--- start Material to process ---

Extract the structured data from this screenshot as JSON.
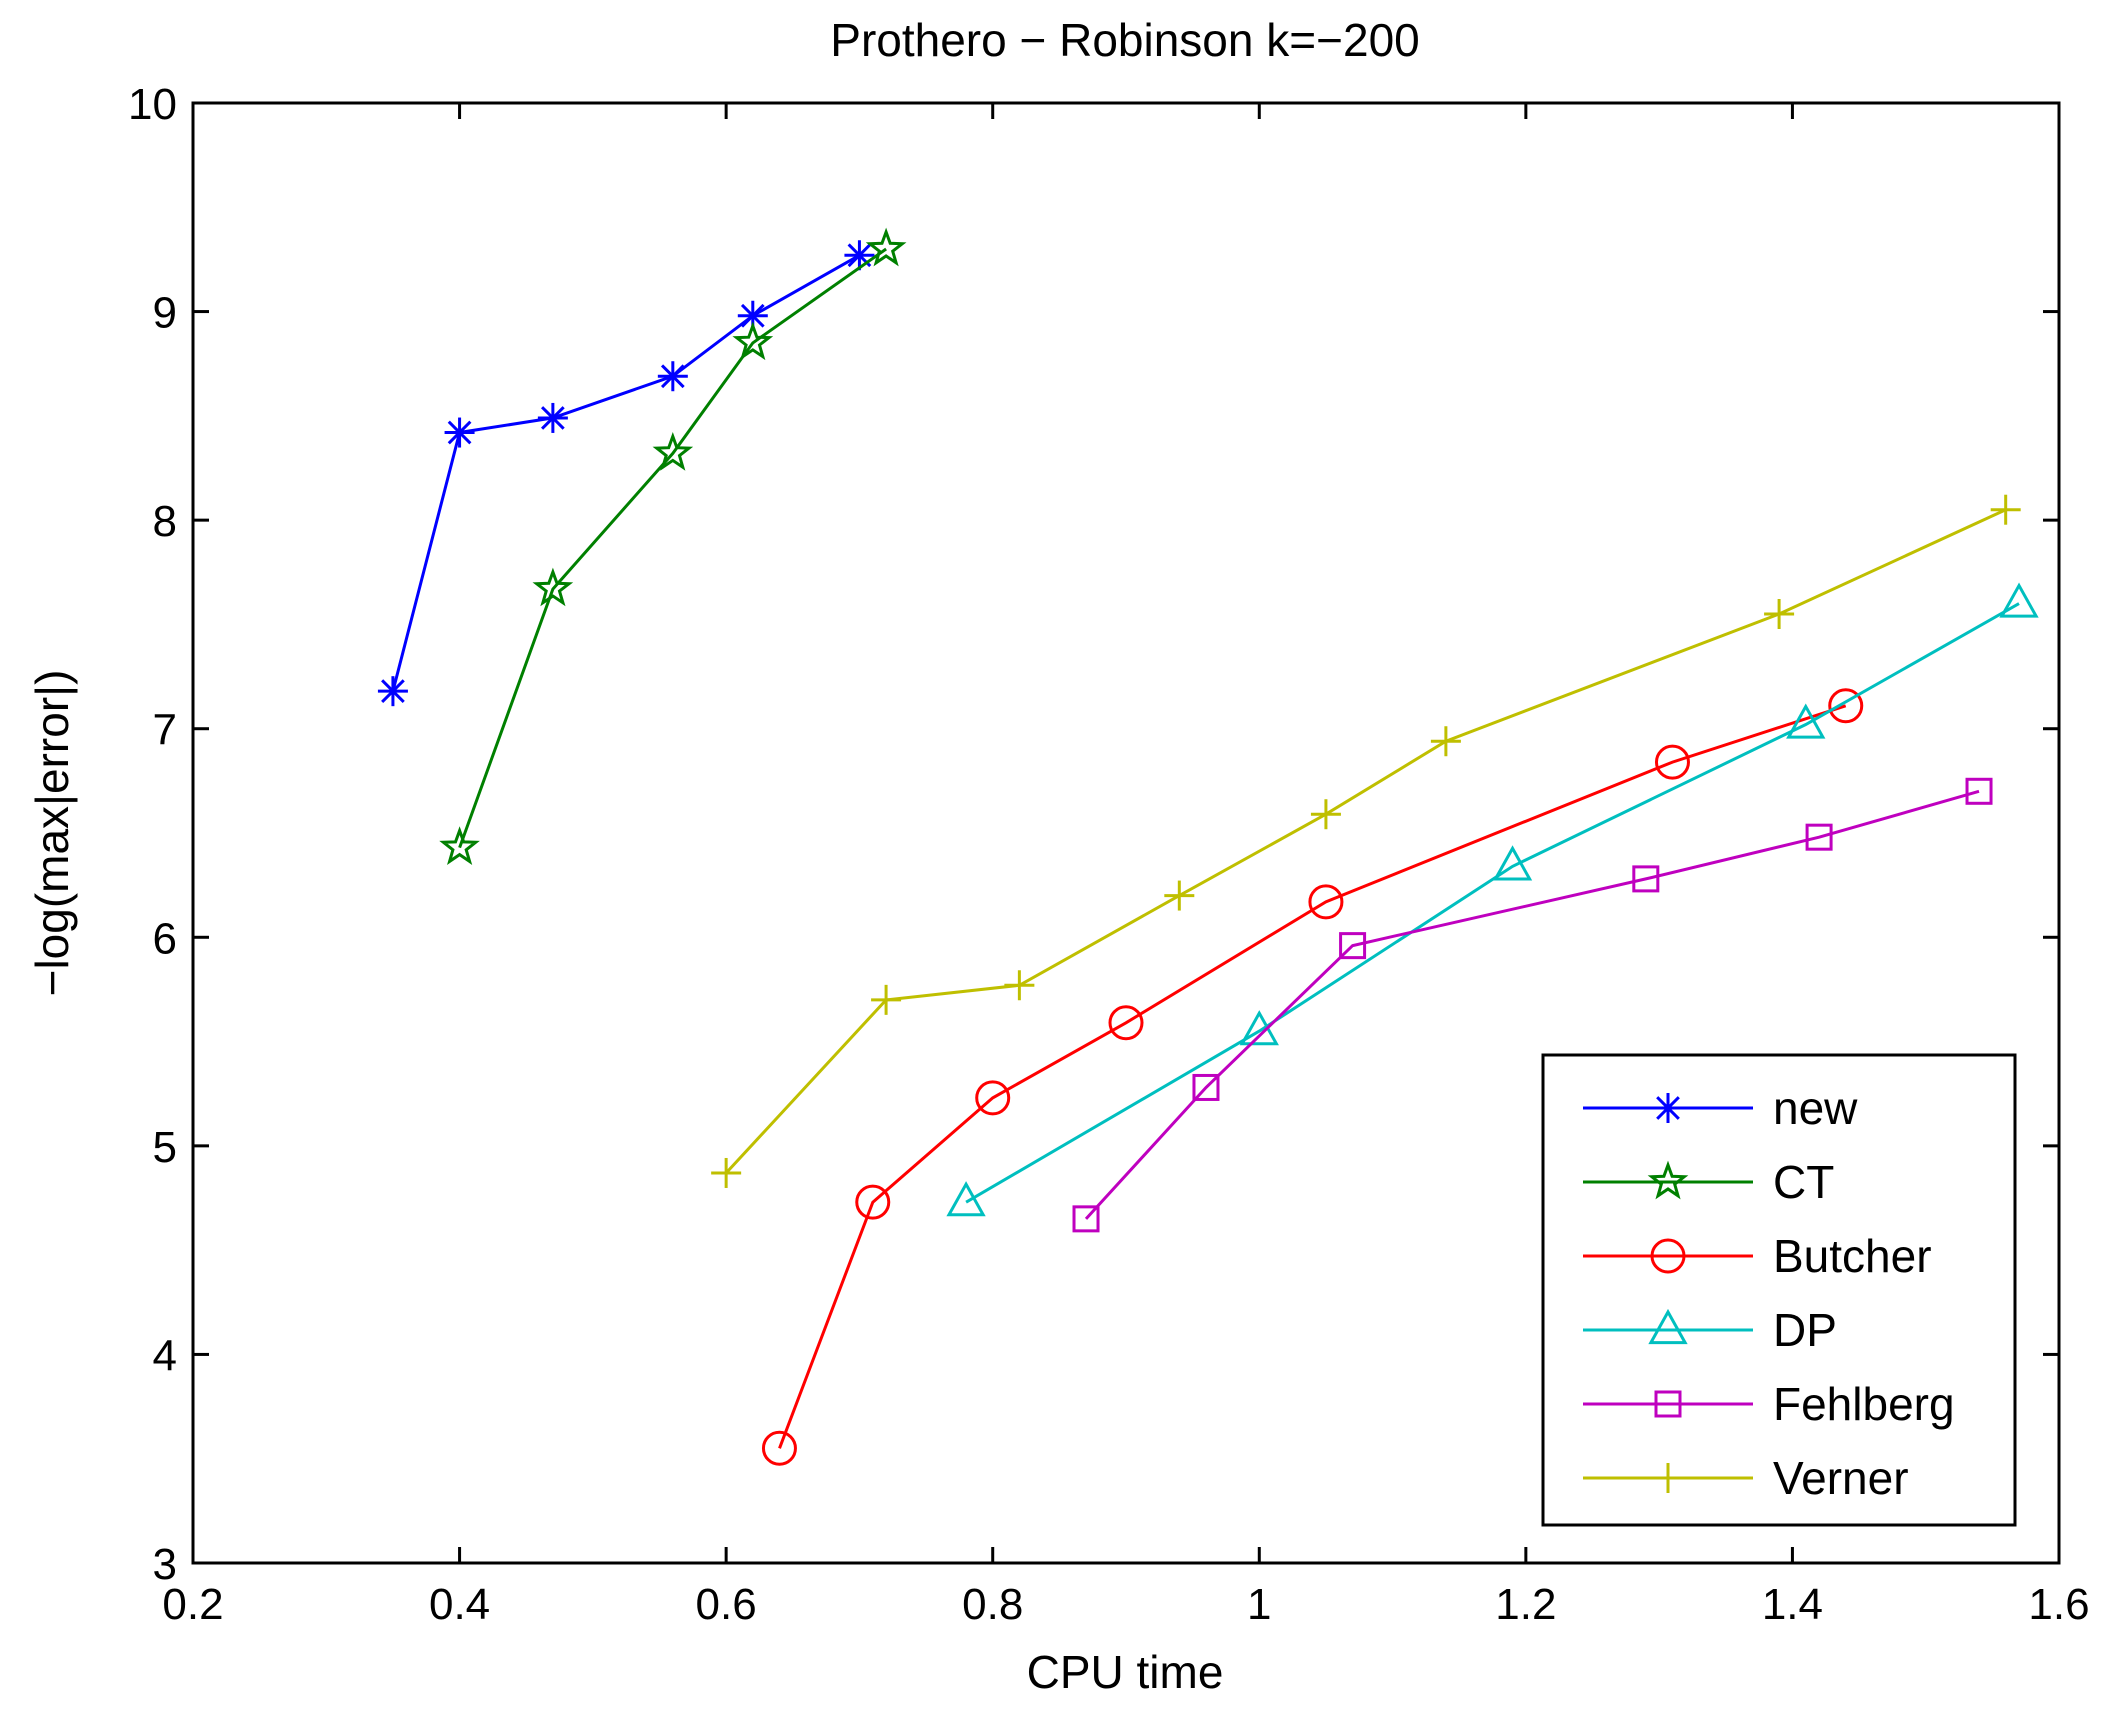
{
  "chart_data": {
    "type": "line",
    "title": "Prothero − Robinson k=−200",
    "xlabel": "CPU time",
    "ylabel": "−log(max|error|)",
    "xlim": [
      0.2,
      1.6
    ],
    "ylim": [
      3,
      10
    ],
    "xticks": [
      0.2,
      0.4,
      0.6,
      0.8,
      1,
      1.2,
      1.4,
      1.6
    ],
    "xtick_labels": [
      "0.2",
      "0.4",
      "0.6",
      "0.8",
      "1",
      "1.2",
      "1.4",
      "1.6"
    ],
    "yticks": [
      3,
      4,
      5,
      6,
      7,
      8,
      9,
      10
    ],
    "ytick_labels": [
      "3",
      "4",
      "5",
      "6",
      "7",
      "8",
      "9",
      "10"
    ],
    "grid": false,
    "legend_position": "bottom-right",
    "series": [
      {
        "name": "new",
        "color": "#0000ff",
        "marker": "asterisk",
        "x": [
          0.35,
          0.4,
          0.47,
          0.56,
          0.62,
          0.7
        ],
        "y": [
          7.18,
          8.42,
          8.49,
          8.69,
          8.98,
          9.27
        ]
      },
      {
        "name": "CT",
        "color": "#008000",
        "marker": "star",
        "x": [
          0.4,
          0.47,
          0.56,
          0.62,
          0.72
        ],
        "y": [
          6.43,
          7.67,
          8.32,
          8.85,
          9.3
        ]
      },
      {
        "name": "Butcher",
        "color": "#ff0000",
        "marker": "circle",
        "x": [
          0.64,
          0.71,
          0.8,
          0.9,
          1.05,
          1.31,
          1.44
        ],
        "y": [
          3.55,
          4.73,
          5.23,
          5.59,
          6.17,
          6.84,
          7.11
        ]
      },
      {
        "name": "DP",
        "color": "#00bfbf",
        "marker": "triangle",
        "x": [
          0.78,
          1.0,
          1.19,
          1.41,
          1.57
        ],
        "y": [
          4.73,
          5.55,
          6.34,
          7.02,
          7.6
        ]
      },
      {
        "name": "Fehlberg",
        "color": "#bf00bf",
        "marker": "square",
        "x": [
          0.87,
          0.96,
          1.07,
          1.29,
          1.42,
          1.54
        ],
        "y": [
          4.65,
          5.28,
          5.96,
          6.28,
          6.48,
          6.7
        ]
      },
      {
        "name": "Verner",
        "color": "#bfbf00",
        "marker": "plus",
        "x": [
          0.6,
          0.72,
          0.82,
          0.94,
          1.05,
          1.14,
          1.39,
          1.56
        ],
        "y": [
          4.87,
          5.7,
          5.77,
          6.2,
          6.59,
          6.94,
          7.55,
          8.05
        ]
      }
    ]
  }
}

--- end Material to process ---

* **To do**:
Go through the records and show every line with the string "marker" in it.

* **Complete answer**:
        "marker": "asterisk",
        "marker": "star",
        "marker": "circle",
        "marker": "triangle",
        "marker": "square",
        "marker": "plus",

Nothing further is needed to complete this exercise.